Source records
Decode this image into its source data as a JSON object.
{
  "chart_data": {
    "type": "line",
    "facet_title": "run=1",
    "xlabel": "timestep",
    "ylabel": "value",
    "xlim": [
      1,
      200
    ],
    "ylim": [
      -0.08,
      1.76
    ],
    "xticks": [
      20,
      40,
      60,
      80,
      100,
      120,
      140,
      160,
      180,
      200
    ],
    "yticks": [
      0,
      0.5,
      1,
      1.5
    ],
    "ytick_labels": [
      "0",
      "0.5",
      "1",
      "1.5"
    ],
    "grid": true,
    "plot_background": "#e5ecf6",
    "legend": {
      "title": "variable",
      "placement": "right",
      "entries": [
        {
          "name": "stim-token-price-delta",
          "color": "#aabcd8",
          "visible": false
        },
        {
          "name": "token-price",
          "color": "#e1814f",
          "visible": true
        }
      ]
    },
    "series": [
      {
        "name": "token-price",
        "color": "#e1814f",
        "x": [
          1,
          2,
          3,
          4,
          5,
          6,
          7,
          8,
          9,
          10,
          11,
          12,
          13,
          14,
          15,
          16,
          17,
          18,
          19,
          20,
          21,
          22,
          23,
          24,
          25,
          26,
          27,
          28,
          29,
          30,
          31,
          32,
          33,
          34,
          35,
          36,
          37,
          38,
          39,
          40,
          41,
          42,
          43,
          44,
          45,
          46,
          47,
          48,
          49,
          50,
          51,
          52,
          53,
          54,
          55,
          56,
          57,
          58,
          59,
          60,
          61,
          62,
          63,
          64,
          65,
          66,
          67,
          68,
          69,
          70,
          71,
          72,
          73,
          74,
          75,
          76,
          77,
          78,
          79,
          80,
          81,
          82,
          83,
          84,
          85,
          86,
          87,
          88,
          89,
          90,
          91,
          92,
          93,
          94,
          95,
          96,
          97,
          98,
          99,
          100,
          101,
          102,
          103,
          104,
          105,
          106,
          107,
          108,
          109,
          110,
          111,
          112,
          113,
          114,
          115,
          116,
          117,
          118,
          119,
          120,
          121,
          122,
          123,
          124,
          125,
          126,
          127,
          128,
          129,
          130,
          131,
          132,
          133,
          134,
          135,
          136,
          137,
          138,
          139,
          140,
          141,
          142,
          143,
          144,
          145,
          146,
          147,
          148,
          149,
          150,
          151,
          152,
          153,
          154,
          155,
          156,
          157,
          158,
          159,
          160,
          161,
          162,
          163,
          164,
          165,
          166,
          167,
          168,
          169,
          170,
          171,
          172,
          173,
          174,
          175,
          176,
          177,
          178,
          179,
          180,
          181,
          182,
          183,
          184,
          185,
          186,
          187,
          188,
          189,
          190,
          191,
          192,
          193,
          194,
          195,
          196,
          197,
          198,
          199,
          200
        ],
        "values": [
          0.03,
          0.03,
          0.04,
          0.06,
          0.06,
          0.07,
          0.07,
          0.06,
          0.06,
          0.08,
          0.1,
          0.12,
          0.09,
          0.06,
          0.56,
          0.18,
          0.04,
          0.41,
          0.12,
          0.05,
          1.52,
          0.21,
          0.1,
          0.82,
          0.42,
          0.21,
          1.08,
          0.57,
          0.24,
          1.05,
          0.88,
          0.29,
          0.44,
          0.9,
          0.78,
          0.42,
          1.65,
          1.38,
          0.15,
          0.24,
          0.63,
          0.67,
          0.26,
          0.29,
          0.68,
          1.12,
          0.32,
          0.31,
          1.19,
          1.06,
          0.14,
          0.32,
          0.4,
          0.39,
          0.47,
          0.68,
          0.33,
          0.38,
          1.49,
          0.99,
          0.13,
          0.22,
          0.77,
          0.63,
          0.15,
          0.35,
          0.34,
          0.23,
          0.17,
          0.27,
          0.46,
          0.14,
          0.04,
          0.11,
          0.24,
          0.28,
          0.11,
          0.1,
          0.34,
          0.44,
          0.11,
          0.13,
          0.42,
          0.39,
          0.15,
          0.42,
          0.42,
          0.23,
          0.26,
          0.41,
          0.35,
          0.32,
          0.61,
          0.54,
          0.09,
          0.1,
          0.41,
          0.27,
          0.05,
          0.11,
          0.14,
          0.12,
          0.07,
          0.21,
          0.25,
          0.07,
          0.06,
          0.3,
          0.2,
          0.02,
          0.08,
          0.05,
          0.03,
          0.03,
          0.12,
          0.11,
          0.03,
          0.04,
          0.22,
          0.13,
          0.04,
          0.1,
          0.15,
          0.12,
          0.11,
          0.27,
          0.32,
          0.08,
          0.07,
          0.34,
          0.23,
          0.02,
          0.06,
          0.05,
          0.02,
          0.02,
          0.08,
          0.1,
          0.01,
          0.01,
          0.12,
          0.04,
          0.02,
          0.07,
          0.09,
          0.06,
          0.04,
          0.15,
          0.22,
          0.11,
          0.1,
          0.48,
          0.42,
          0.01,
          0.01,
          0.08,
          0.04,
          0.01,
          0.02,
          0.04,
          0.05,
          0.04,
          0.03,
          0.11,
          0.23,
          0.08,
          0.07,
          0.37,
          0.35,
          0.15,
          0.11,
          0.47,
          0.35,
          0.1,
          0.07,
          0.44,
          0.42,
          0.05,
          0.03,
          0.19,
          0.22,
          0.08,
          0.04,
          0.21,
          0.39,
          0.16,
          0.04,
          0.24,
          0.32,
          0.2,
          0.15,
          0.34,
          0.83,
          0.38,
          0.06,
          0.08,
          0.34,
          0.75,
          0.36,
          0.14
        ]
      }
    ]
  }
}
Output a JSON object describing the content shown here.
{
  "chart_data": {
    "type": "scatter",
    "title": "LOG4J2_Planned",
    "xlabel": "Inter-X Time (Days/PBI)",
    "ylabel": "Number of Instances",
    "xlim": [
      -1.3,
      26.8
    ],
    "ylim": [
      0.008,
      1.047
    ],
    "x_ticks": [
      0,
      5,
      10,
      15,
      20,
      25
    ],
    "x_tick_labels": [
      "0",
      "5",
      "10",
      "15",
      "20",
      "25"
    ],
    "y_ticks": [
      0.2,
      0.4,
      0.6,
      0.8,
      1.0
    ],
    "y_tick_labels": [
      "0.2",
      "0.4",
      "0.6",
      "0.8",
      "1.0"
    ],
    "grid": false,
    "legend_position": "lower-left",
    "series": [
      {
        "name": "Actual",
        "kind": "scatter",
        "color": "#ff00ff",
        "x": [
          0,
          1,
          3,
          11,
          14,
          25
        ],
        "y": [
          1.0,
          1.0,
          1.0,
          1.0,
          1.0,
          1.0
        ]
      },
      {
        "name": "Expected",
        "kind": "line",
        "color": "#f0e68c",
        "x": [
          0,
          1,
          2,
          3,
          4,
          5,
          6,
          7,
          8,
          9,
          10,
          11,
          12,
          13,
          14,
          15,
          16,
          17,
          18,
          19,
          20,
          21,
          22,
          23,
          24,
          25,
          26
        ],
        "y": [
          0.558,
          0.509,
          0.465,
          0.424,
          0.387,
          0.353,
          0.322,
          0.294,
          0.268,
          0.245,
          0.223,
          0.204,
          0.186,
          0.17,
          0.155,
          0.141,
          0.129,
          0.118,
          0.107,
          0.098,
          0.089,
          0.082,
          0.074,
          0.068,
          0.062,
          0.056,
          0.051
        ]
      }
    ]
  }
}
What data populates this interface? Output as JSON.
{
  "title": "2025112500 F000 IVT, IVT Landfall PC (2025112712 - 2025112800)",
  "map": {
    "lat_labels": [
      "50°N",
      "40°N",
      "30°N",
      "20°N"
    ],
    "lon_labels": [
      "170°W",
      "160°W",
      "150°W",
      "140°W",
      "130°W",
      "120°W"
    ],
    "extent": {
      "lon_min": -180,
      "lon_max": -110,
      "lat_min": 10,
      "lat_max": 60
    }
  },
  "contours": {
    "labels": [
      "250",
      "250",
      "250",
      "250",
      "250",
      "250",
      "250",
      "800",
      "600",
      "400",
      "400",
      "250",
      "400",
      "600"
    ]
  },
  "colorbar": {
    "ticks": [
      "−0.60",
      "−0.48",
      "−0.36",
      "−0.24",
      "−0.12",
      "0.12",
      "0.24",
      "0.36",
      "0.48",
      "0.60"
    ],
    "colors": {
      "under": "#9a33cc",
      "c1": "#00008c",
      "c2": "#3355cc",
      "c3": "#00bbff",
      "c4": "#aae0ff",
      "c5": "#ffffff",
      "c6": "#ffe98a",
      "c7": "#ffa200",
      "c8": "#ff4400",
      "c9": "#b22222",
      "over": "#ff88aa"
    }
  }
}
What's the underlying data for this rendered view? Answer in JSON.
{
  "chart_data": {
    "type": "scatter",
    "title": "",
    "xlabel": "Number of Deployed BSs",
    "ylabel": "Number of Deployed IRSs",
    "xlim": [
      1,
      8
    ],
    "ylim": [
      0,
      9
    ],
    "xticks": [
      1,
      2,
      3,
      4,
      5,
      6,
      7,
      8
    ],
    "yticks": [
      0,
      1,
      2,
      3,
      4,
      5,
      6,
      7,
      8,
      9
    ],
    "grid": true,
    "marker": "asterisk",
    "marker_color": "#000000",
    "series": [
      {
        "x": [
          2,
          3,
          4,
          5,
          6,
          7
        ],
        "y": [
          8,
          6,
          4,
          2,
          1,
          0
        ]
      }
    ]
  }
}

Prompt
List the lines of the material in which the word "xlabel" occurs.

Answer to the task
    "xlabel": "timestep",
    "xlabel": "Inter-X Time (Days/PBI)",
    "xlabel": "Number of Deployed BSs",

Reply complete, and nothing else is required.